Dataset records:

○ ○ ○

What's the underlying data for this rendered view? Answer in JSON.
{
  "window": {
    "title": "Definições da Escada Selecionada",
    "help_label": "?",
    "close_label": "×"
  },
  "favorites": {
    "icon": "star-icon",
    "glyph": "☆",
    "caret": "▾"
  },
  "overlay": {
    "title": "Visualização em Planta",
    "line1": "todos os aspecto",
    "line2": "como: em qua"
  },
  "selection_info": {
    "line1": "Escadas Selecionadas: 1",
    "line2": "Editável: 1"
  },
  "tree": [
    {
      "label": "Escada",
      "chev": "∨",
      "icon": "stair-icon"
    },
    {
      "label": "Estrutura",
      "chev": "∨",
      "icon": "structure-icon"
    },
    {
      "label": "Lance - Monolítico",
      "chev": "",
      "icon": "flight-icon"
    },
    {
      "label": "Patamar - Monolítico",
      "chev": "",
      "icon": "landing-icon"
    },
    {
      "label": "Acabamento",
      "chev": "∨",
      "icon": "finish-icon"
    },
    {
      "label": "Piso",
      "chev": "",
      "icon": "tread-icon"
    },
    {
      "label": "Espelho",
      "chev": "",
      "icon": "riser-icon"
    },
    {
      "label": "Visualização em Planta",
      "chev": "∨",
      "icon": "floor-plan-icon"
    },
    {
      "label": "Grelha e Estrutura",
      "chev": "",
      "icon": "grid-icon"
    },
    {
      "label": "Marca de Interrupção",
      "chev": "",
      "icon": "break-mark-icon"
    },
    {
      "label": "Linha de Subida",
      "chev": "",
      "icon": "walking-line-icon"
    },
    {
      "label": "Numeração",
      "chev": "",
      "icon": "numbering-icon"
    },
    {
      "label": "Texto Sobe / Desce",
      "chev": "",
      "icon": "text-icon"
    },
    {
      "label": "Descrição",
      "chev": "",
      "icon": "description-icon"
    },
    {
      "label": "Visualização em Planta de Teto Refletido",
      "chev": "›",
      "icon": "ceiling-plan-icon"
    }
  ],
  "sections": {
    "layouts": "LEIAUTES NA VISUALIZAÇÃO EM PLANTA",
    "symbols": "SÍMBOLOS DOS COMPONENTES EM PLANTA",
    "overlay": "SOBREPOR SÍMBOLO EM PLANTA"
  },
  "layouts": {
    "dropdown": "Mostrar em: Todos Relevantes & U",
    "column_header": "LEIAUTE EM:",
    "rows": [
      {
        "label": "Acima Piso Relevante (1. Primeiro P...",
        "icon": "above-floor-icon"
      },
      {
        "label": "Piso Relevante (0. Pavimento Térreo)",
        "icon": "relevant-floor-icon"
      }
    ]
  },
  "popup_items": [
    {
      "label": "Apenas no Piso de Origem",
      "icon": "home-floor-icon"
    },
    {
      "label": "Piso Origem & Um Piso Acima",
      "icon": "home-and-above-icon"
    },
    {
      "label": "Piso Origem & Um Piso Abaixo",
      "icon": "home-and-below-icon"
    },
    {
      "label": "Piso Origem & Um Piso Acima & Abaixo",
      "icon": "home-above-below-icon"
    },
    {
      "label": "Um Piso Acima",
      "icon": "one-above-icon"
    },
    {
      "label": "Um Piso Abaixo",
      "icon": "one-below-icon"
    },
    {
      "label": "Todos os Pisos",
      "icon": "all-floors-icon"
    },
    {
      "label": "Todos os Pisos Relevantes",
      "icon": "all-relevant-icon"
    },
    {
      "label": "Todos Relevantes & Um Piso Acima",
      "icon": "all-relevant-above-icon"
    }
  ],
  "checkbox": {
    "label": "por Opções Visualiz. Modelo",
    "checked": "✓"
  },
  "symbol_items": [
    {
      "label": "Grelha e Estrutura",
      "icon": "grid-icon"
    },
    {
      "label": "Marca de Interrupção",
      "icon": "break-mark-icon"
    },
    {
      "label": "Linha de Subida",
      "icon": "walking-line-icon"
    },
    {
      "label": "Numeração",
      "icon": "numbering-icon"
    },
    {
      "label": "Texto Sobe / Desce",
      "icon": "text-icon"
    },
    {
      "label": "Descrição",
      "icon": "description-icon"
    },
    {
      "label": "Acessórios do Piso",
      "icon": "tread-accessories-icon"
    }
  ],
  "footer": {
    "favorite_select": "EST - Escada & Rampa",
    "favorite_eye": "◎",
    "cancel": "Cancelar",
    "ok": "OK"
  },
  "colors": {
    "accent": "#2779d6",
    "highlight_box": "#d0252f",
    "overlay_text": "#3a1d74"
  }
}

○ ○ ○

● **Challenge**:
Retype the records that precede this task, keeping them exactly the same.

● **Solved problem**:
What's the underlying data for this rendered view? Answer in JSON.
{
  "window": {
    "title": "Definições da Escada Selecionada",
    "help_label": "?",
    "close_label": "×"
  },
  "favorites": {
    "icon": "star-icon",
    "glyph": "☆",
    "caret": "▾"
  },
  "overlay": {
    "title": "Visualização em Planta",
    "line1": "todos os aspecto",
    "line2": "como: em qua"
  },
  "selection_info": {
    "line1": "Escadas Selecionadas: 1",
    "line2": "Editável: 1"
  },
  "tree": [
    {
      "label": "Escada",
      "chev": "∨",
      "icon": "stair-icon"
    },
    {
      "label": "Estrutura",
      "chev": "∨",
      "icon": "structure-icon"
    },
    {
      "label": "Lance - Monolítico",
      "chev": "",
      "icon": "flight-icon"
    },
    {
      "label": "Patamar - Monolítico",
      "chev": "",
      "icon": "landing-icon"
    },
    {
      "label": "Acabamento",
      "chev": "∨",
      "icon": "finish-icon"
    },
    {
      "label": "Piso",
      "chev": "",
      "icon": "tread-icon"
    },
    {
      "label": "Espelho",
      "chev": "",
      "icon": "riser-icon"
    },
    {
      "label": "Visualização em Planta",
      "chev": "∨",
      "icon": "floor-plan-icon"
    },
    {
      "label": "Grelha e Estrutura",
      "chev": "",
      "icon": "grid-icon"
    },
    {
      "label": "Marca de Interrupção",
      "chev": "",
      "icon": "break-mark-icon"
    },
    {
      "label": "Linha de Subida",
      "chev": "",
      "icon": "walking-line-icon"
    },
    {
      "label": "Numeração",
      "chev": "",
      "icon": "numbering-icon"
    },
    {
      "label": "Texto Sobe / Desce",
      "chev": "",
      "icon": "text-icon"
    },
    {
      "label": "Descrição",
      "chev": "",
      "icon": "description-icon"
    },
    {
      "label": "Visualização em Planta de Teto Refletido",
      "chev": "›",
      "icon": "ceiling-plan-icon"
    }
  ],
  "sections": {
    "layouts": "LEIAUTES NA VISUALIZAÇÃO EM PLANTA",
    "symbols": "SÍMBOLOS DOS COMPONENTES EM PLANTA",
    "overlay": "SOBREPOR SÍMBOLO EM PLANTA"
  },
  "layouts": {
    "dropdown": "Mostrar em: Todos Relevantes & U",
    "column_header": "LEIAUTE EM:",
    "rows": [
      {
        "label": "Acima Piso Relevante (1. Primeiro P...",
        "icon": "above-floor-icon"
      },
      {
        "label": "Piso Relevante (0. Pavimento Térreo)",
        "icon": "relevant-floor-icon"
      }
    ]
  },
  "popup_items": [
    {
      "label": "Apenas no Piso de Origem",
      "icon": "home-floor-icon"
    },
    {
      "label": "Piso Origem & Um Piso Acima",
      "icon": "home-and-above-icon"
    },
    {
      "label": "Piso Origem & Um Piso Abaixo",
      "icon": "home-and-below-icon"
    },
    {
      "label": "Piso Origem & Um Piso Acima & Abaixo",
      "icon": "home-above-below-icon"
    },
    {
      "label": "Um Piso Acima",
      "icon": "one-above-icon"
    },
    {
      "label": "Um Piso Abaixo",
      "icon": "one-below-icon"
    },
    {
      "label": "Todos os Pisos",
      "icon": "all-floors-icon"
    },
    {
      "label": "Todos os Pisos Relevantes",
      "icon": "all-relevant-icon"
    },
    {
      "label": "Todos Relevantes & Um Piso Acima",
      "icon": "all-relevant-above-icon"
    }
  ],
  "checkbox": {
    "label": "por Opções Visualiz. Modelo",
    "checked": "✓"
  },
  "symbol_items": [
    {
      "label": "Grelha e Estrutura",
      "icon": "grid-icon"
    },
    {
      "label": "Marca de Interrupção",
      "icon": "break-mark-icon"
    },
    {
      "label": "Linha de Subida",
      "icon": "walking-line-icon"
    },
    {
      "label": "Numeração",
      "icon": "numbering-icon"
    },
    {
      "label": "Texto Sobe / Desce",
      "icon": "text-icon"
    },
    {
      "label": "Descrição",
      "icon": "description-icon"
    },
    {
      "label": "Acessórios do Piso",
      "icon": "tread-accessories-icon"
    }
  ],
  "footer": {
    "favorite_select": "EST - Escada & Rampa",
    "favorite_eye": "◎",
    "cancel": "Cancelar",
    "ok": "OK"
  },
  "colors": {
    "accent": "#2779d6",
    "highlight_box": "#d0252f",
    "overlay_text": "#3a1d74"
  }
}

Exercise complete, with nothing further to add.